DATA PROVIDED –
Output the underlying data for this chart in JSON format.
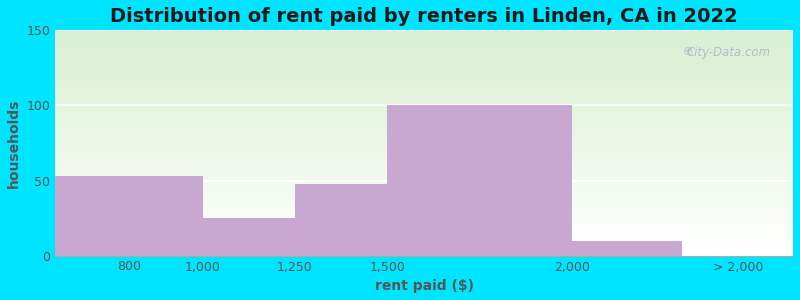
{
  "title": "Distribution of rent paid by renters in Linden, CA in 2022",
  "xlabel": "rent paid ($)",
  "ylabel": "households",
  "bar_values": [
    53,
    25,
    48,
    100,
    10
  ],
  "bar_color": "#c8a8d0",
  "ylim": [
    0,
    150
  ],
  "yticks": [
    0,
    50,
    100,
    150
  ],
  "background_outer": "#00e5ff",
  "background_inner_top": "#d8efd0",
  "background_inner_bottom": "#ffffff",
  "grid_color": "#ffffff",
  "title_fontsize": 14,
  "axis_label_fontsize": 10,
  "tick_fontsize": 9,
  "tick_label_color": "#555555",
  "watermark_text": "City-Data.com",
  "bin_edges": [
    600,
    1000,
    1250,
    1500,
    2000,
    2300,
    2600
  ],
  "tick_positions": [
    800,
    1000,
    1250,
    1500,
    2000,
    2450
  ],
  "tick_labels": [
    "800",
    "1,000",
    "1,250",
    "1,500",
    "2,000",
    "> 2,000"
  ]
}
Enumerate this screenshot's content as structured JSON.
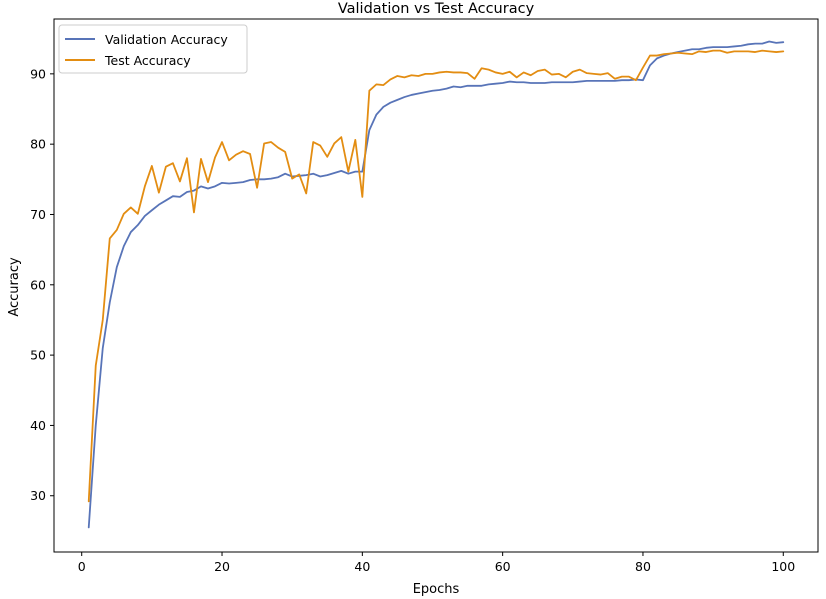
{
  "chart_data": {
    "type": "line",
    "title": "Validation vs Test Accuracy",
    "xlabel": "Epochs",
    "ylabel": "Accuracy",
    "xlim": [
      -3.95,
      104.95
    ],
    "ylim": [
      22.0,
      97.8
    ],
    "xticks": [
      0,
      20,
      40,
      60,
      80,
      100
    ],
    "yticks": [
      30,
      40,
      50,
      60,
      70,
      80,
      90
    ],
    "grid": false,
    "legend_position": "upper-left",
    "x": [
      1,
      2,
      3,
      4,
      5,
      6,
      7,
      8,
      9,
      10,
      11,
      12,
      13,
      14,
      15,
      16,
      17,
      18,
      19,
      20,
      21,
      22,
      23,
      24,
      25,
      26,
      27,
      28,
      29,
      30,
      31,
      32,
      33,
      34,
      35,
      36,
      37,
      38,
      39,
      40,
      41,
      42,
      43,
      44,
      45,
      46,
      47,
      48,
      49,
      50,
      51,
      52,
      53,
      54,
      55,
      56,
      57,
      58,
      59,
      60,
      61,
      62,
      63,
      64,
      65,
      66,
      67,
      68,
      69,
      70,
      71,
      72,
      73,
      74,
      75,
      76,
      77,
      78,
      79,
      80,
      81,
      82,
      83,
      84,
      85,
      86,
      87,
      88,
      89,
      90,
      91,
      92,
      93,
      94,
      95,
      96,
      97,
      98,
      99,
      100
    ],
    "series": [
      {
        "name": "Validation Accuracy",
        "color": "#5874b8",
        "values": [
          25.5,
          40.0,
          51.0,
          57.5,
          62.5,
          65.5,
          67.5,
          68.5,
          69.8,
          70.6,
          71.4,
          72.0,
          72.6,
          72.5,
          73.2,
          73.4,
          74.0,
          73.7,
          74.0,
          74.5,
          74.4,
          74.5,
          74.6,
          74.9,
          75.0,
          75.0,
          75.1,
          75.3,
          75.8,
          75.4,
          75.5,
          75.6,
          75.8,
          75.4,
          75.6,
          75.9,
          76.2,
          75.8,
          76.1,
          76.1,
          82.0,
          84.2,
          85.3,
          85.9,
          86.3,
          86.7,
          87.0,
          87.2,
          87.4,
          87.6,
          87.7,
          87.9,
          88.2,
          88.1,
          88.3,
          88.3,
          88.3,
          88.5,
          88.6,
          88.7,
          88.9,
          88.8,
          88.8,
          88.7,
          88.7,
          88.7,
          88.8,
          88.8,
          88.8,
          88.8,
          88.9,
          89.0,
          89.0,
          89.0,
          89.0,
          89.0,
          89.1,
          89.1,
          89.2,
          89.1,
          91.2,
          92.2,
          92.6,
          92.9,
          93.1,
          93.3,
          93.5,
          93.5,
          93.7,
          93.8,
          93.8,
          93.8,
          93.9,
          94.0,
          94.2,
          94.3,
          94.3,
          94.6,
          94.4,
          94.5
        ]
      },
      {
        "name": "Test Accuracy",
        "color": "#e38d12",
        "values": [
          29.2,
          48.5,
          55.0,
          66.6,
          67.8,
          70.1,
          71.0,
          70.1,
          74.0,
          76.9,
          73.1,
          76.8,
          77.3,
          74.7,
          78.0,
          70.3,
          77.9,
          74.6,
          78.1,
          80.3,
          77.7,
          78.5,
          79.0,
          78.6,
          73.8,
          80.1,
          80.3,
          79.5,
          78.9,
          75.1,
          75.7,
          73.0,
          80.3,
          79.8,
          78.2,
          80.1,
          81.0,
          76.1,
          80.6,
          72.5,
          87.6,
          88.5,
          88.4,
          89.2,
          89.7,
          89.5,
          89.8,
          89.7,
          90.0,
          90.0,
          90.2,
          90.3,
          90.2,
          90.2,
          90.1,
          89.3,
          90.8,
          90.6,
          90.2,
          90.0,
          90.3,
          89.5,
          90.2,
          89.8,
          90.4,
          90.6,
          89.9,
          90.0,
          89.5,
          90.3,
          90.6,
          90.1,
          90.0,
          89.9,
          90.1,
          89.3,
          89.6,
          89.6,
          89.1,
          90.9,
          92.6,
          92.6,
          92.8,
          92.9,
          93.0,
          92.9,
          92.8,
          93.2,
          93.1,
          93.3,
          93.3,
          93.0,
          93.2,
          93.2,
          93.2,
          93.1,
          93.3,
          93.2,
          93.1,
          93.2
        ]
      }
    ]
  }
}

TASK BRIEF – Write out each entry exactly as given, omitting any picture.

RESPONSE TO THIS EXERCISE –
Output the underlying data for this chart in JSON format.
{
  "title": "Distribution of rent paid by renters in Linden, CA in 2022",
  "xlabel": "rent paid ($)",
  "ylabel": "households",
  "bar_values": [
    53,
    25,
    48,
    100,
    10
  ],
  "bar_color": "#c8a8d0",
  "ylim": [
    0,
    150
  ],
  "yticks": [
    0,
    50,
    100,
    150
  ],
  "background_outer": "#00e5ff",
  "background_inner_top": "#d8efd0",
  "background_inner_bottom": "#ffffff",
  "grid_color": "#ffffff",
  "title_fontsize": 14,
  "axis_label_fontsize": 10,
  "tick_fontsize": 9,
  "tick_label_color": "#555555",
  "watermark_text": "City-Data.com",
  "bin_edges": [
    600,
    1000,
    1250,
    1500,
    2000,
    2300,
    2600
  ],
  "tick_positions": [
    800,
    1000,
    1250,
    1500,
    2000,
    2450
  ],
  "tick_labels": [
    "800",
    "1,000",
    "1,250",
    "1,500",
    "2,000",
    "> 2,000"
  ]
}
Enumerate this screenshot's content as structured JSON.
{
  "chart_data": {
    "type": "line",
    "title": "Validation vs Test Accuracy",
    "xlabel": "Epochs",
    "ylabel": "Accuracy",
    "xlim": [
      -3.95,
      104.95
    ],
    "ylim": [
      22.0,
      97.8
    ],
    "xticks": [
      0,
      20,
      40,
      60,
      80,
      100
    ],
    "yticks": [
      30,
      40,
      50,
      60,
      70,
      80,
      90
    ],
    "grid": false,
    "legend_position": "upper-left",
    "x": [
      1,
      2,
      3,
      4,
      5,
      6,
      7,
      8,
      9,
      10,
      11,
      12,
      13,
      14,
      15,
      16,
      17,
      18,
      19,
      20,
      21,
      22,
      23,
      24,
      25,
      26,
      27,
      28,
      29,
      30,
      31,
      32,
      33,
      34,
      35,
      36,
      37,
      38,
      39,
      40,
      41,
      42,
      43,
      44,
      45,
      46,
      47,
      48,
      49,
      50,
      51,
      52,
      53,
      54,
      55,
      56,
      57,
      58,
      59,
      60,
      61,
      62,
      63,
      64,
      65,
      66,
      67,
      68,
      69,
      70,
      71,
      72,
      73,
      74,
      75,
      76,
      77,
      78,
      79,
      80,
      81,
      82,
      83,
      84,
      85,
      86,
      87,
      88,
      89,
      90,
      91,
      92,
      93,
      94,
      95,
      96,
      97,
      98,
      99,
      100
    ],
    "series": [
      {
        "name": "Validation Accuracy",
        "color": "#5874b8",
        "values": [
          25.5,
          40.0,
          51.0,
          57.5,
          62.5,
          65.5,
          67.5,
          68.5,
          69.8,
          70.6,
          71.4,
          72.0,
          72.6,
          72.5,
          73.2,
          73.4,
          74.0,
          73.7,
          74.0,
          74.5,
          74.4,
          74.5,
          74.6,
          74.9,
          75.0,
          75.0,
          75.1,
          75.3,
          75.8,
          75.4,
          75.5,
          75.6,
          75.8,
          75.4,
          75.6,
          75.9,
          76.2,
          75.8,
          76.1,
          76.1,
          82.0,
          84.2,
          85.3,
          85.9,
          86.3,
          86.7,
          87.0,
          87.2,
          87.4,
          87.6,
          87.7,
          87.9,
          88.2,
          88.1,
          88.3,
          88.3,
          88.3,
          88.5,
          88.6,
          88.7,
          88.9,
          88.8,
          88.8,
          88.7,
          88.7,
          88.7,
          88.8,
          88.8,
          88.8,
          88.8,
          88.9,
          89.0,
          89.0,
          89.0,
          89.0,
          89.0,
          89.1,
          89.1,
          89.2,
          89.1,
          91.2,
          92.2,
          92.6,
          92.9,
          93.1,
          93.3,
          93.5,
          93.5,
          93.7,
          93.8,
          93.8,
          93.8,
          93.9,
          94.0,
          94.2,
          94.3,
          94.3,
          94.6,
          94.4,
          94.5
        ]
      },
      {
        "name": "Test Accuracy",
        "color": "#e38d12",
        "values": [
          29.2,
          48.5,
          55.0,
          66.6,
          67.8,
          70.1,
          71.0,
          70.1,
          74.0,
          76.9,
          73.1,
          76.8,
          77.3,
          74.7,
          78.0,
          70.3,
          77.9,
          74.6,
          78.1,
          80.3,
          77.7,
          78.5,
          79.0,
          78.6,
          73.8,
          80.1,
          80.3,
          79.5,
          78.9,
          75.1,
          75.7,
          73.0,
          80.3,
          79.8,
          78.2,
          80.1,
          81.0,
          76.1,
          80.6,
          72.5,
          87.6,
          88.5,
          88.4,
          89.2,
          89.7,
          89.5,
          89.8,
          89.7,
          90.0,
          90.0,
          90.2,
          90.3,
          90.2,
          90.2,
          90.1,
          89.3,
          90.8,
          90.6,
          90.2,
          90.0,
          90.3,
          89.5,
          90.2,
          89.8,
          90.4,
          90.6,
          89.9,
          90.0,
          89.5,
          90.3,
          90.6,
          90.1,
          90.0,
          89.9,
          90.1,
          89.3,
          89.6,
          89.6,
          89.1,
          90.9,
          92.6,
          92.6,
          92.8,
          92.9,
          93.0,
          92.9,
          92.8,
          93.2,
          93.1,
          93.3,
          93.3,
          93.0,
          93.2,
          93.2,
          93.2,
          93.1,
          93.3,
          93.2,
          93.1,
          93.2
        ]
      }
    ]
  }
}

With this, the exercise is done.